▶ Exercise goal
Copy every line of the following data that includes the string "participantes".

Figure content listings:
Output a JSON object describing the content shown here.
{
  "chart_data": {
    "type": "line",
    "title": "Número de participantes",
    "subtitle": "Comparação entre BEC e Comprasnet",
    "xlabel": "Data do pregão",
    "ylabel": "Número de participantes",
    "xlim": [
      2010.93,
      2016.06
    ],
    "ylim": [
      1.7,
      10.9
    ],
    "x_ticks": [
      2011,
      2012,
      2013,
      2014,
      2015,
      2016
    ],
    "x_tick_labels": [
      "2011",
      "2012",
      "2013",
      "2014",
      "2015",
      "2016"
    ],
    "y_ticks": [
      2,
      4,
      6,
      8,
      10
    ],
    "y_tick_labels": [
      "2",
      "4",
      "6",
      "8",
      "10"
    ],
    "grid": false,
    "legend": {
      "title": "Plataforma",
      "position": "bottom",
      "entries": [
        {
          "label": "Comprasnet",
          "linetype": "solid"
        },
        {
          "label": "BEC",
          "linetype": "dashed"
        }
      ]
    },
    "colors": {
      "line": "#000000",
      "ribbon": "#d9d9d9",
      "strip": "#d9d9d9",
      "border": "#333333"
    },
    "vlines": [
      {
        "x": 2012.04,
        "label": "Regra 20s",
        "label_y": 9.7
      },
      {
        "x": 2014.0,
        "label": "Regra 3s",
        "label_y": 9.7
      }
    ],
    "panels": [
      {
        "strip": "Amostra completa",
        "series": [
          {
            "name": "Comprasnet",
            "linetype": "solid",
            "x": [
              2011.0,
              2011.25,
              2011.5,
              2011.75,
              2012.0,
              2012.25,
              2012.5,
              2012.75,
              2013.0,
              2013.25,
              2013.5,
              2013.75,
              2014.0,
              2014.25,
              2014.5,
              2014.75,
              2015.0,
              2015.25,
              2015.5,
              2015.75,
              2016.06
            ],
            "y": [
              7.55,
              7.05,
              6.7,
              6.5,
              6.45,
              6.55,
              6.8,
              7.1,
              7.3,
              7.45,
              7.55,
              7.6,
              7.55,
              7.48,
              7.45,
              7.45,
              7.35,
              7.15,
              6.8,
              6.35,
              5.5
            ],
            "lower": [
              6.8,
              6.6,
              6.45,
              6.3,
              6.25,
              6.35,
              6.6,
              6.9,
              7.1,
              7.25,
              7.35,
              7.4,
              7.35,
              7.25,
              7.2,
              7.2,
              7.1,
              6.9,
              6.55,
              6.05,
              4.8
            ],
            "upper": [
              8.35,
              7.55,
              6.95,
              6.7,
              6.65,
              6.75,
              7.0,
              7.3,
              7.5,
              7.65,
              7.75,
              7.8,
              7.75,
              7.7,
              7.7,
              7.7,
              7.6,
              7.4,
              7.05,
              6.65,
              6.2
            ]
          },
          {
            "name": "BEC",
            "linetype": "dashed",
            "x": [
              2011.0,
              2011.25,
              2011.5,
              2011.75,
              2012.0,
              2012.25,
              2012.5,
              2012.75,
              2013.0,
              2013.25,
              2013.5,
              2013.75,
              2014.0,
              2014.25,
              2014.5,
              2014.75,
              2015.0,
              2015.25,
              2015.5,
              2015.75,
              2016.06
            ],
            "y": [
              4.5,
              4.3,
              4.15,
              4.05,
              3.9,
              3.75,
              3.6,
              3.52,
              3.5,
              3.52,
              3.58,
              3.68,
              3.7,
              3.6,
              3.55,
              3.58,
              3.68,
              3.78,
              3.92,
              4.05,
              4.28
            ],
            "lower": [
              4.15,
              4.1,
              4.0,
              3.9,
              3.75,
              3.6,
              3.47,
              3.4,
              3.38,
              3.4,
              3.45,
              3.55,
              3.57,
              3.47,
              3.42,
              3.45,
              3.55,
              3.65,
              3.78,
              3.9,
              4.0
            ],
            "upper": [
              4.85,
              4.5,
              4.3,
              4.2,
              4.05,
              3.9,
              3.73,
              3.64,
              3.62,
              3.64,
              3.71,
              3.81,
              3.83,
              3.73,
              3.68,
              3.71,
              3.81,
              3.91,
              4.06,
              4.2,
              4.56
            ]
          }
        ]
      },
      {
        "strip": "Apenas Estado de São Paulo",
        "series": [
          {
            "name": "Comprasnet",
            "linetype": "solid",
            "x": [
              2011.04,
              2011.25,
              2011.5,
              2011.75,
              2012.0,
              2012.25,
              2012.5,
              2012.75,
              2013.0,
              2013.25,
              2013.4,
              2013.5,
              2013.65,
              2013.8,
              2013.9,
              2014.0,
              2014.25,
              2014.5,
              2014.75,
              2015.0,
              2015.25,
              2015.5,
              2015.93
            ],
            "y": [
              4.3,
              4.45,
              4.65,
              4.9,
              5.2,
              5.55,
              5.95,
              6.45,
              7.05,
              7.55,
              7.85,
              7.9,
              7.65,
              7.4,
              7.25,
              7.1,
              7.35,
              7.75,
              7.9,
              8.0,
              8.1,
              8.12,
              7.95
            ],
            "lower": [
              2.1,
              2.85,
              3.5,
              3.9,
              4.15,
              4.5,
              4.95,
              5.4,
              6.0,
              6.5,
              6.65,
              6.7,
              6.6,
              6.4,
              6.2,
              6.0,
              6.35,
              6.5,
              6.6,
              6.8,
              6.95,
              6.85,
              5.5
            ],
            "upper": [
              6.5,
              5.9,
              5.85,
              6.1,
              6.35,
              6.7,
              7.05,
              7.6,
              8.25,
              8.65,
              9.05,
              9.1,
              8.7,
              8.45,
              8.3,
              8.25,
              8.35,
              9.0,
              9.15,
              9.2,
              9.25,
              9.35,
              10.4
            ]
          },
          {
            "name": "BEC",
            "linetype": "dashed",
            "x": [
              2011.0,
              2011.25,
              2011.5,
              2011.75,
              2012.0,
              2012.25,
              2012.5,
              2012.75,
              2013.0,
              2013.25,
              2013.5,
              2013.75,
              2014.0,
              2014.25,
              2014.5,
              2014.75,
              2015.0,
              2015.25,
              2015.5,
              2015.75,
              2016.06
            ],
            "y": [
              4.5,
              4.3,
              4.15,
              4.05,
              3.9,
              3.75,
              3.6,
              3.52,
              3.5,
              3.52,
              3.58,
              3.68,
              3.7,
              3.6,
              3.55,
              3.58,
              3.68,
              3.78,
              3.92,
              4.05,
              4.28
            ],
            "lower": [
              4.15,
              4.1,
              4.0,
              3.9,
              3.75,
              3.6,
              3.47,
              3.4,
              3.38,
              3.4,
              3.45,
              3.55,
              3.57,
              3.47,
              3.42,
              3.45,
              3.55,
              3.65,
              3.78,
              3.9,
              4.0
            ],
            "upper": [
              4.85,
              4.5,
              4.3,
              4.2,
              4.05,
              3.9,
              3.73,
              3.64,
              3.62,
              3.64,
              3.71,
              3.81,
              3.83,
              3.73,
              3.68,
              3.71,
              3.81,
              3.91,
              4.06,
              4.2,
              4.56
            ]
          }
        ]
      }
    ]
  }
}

▶ Answer to this exercise
    "title": "Número de participantes",
    "ylabel": "Número de participantes",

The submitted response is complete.